* _The request_
Gather each line in the entries that includes the string "Model".
[Excerpted records start]
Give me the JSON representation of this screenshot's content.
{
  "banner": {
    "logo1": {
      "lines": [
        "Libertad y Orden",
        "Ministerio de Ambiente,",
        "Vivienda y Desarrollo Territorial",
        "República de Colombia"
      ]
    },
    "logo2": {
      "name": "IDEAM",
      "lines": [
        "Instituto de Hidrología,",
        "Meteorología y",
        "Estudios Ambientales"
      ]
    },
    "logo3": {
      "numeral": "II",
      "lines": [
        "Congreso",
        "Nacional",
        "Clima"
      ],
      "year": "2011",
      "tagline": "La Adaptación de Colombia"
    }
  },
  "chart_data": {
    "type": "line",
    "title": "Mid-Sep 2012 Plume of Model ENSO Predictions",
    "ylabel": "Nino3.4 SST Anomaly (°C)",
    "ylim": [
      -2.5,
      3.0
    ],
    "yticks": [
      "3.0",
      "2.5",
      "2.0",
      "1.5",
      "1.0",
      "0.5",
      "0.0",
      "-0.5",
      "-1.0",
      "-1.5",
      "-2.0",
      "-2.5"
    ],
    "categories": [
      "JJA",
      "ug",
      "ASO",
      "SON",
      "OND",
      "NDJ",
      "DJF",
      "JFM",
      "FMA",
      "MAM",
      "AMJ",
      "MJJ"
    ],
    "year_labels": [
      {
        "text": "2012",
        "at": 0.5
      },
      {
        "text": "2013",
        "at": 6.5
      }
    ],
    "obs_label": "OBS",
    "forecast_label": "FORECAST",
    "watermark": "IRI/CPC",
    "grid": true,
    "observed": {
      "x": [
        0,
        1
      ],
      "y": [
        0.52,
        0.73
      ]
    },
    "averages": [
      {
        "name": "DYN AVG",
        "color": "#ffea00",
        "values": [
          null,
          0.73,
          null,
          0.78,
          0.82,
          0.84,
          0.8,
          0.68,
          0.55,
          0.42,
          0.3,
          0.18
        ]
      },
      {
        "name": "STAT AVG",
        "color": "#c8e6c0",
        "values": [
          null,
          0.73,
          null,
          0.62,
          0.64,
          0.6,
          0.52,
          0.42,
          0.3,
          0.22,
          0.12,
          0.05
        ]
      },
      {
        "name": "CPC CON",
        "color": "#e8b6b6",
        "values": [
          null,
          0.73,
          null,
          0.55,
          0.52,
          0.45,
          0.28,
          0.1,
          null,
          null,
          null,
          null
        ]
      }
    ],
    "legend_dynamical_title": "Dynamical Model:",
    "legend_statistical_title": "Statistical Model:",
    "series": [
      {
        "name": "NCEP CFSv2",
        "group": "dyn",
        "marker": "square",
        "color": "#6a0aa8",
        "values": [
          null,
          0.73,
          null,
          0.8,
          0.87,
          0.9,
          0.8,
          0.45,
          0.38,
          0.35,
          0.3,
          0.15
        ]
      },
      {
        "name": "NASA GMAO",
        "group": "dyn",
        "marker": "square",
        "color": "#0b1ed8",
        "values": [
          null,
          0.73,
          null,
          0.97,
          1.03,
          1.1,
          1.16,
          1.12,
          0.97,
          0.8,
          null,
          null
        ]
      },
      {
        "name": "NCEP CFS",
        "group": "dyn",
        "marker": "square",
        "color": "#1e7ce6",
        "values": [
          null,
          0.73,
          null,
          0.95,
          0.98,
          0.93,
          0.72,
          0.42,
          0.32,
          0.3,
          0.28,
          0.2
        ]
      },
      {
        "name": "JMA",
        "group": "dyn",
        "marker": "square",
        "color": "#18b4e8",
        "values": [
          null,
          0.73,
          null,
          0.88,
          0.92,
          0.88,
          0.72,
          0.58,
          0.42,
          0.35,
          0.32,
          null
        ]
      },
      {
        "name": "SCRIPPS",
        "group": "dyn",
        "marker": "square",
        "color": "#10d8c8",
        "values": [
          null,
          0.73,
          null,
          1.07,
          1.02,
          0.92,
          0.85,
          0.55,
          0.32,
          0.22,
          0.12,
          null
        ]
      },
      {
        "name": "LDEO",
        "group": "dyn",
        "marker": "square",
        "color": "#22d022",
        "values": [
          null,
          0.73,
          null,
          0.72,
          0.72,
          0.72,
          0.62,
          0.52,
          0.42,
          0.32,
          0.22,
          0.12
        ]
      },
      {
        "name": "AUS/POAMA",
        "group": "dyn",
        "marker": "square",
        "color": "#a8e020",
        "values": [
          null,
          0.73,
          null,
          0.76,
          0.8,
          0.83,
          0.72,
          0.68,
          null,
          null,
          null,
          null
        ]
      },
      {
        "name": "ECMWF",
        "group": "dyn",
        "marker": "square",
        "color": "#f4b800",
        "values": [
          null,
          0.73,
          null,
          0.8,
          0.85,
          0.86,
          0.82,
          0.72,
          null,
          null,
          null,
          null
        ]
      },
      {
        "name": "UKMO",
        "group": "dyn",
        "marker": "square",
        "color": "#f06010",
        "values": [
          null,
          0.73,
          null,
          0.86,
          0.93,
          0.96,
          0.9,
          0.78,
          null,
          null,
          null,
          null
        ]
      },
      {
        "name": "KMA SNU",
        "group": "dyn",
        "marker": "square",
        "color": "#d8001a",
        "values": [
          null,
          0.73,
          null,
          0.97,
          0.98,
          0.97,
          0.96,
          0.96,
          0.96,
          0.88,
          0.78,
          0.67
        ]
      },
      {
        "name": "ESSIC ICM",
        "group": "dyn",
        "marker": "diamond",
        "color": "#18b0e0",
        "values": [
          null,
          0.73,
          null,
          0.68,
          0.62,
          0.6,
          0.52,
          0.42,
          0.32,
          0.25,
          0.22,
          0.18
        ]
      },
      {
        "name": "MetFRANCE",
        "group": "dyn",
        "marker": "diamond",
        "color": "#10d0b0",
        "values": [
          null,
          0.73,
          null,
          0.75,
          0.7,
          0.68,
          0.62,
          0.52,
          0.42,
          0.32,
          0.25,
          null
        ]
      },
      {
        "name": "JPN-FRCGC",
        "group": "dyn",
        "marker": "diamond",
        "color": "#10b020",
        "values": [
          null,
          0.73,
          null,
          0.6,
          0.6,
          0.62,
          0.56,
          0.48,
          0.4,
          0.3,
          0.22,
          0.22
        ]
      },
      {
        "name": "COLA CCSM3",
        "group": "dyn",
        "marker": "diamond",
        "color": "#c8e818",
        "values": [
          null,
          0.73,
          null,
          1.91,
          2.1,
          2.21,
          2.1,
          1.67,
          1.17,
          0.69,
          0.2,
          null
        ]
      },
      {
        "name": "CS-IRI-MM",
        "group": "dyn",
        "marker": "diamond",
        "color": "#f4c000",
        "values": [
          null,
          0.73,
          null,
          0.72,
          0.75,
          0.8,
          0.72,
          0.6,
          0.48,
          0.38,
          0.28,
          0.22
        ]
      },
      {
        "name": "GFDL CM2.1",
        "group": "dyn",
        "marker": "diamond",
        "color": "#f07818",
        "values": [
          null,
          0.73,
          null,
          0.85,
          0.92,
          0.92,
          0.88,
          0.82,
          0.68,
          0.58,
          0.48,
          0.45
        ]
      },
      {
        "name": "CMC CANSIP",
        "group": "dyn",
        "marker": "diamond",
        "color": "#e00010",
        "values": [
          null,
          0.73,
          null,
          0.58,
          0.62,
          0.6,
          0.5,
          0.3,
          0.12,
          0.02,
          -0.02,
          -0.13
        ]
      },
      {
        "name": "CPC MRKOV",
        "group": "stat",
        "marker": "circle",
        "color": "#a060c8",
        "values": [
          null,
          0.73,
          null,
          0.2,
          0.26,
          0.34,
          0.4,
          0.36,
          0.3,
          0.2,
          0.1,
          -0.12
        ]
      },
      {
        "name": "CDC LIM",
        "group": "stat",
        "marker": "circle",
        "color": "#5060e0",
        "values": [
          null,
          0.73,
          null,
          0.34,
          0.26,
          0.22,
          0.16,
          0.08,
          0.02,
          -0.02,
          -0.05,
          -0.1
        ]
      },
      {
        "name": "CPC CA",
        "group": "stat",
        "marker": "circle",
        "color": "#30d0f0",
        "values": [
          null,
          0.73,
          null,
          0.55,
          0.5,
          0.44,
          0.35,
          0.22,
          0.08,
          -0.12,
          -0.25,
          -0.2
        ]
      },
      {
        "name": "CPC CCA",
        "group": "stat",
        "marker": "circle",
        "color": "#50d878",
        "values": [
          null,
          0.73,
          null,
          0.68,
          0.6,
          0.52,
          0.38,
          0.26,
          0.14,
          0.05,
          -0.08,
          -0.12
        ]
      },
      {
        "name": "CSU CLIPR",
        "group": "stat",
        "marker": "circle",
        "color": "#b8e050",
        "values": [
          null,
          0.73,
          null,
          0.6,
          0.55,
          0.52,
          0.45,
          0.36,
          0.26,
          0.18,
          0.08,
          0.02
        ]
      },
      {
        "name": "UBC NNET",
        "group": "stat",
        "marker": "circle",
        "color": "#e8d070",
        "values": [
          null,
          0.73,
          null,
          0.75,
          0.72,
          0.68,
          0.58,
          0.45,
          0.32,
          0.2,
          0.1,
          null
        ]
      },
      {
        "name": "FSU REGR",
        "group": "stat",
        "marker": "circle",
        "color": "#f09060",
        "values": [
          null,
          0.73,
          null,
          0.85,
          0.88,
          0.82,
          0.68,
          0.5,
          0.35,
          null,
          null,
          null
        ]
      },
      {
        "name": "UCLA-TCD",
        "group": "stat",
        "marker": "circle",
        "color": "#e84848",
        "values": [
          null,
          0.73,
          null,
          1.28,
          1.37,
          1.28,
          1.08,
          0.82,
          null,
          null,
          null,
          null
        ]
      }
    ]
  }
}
[Excerpted records end]
* _Solution to this task_
    "title": "Mid-Sep 2012 Plume of Model ENSO Predictions",
    "legend_dynamical_title": "Dynamical Model:",
    "legend_statistical_title": "Statistical Model:",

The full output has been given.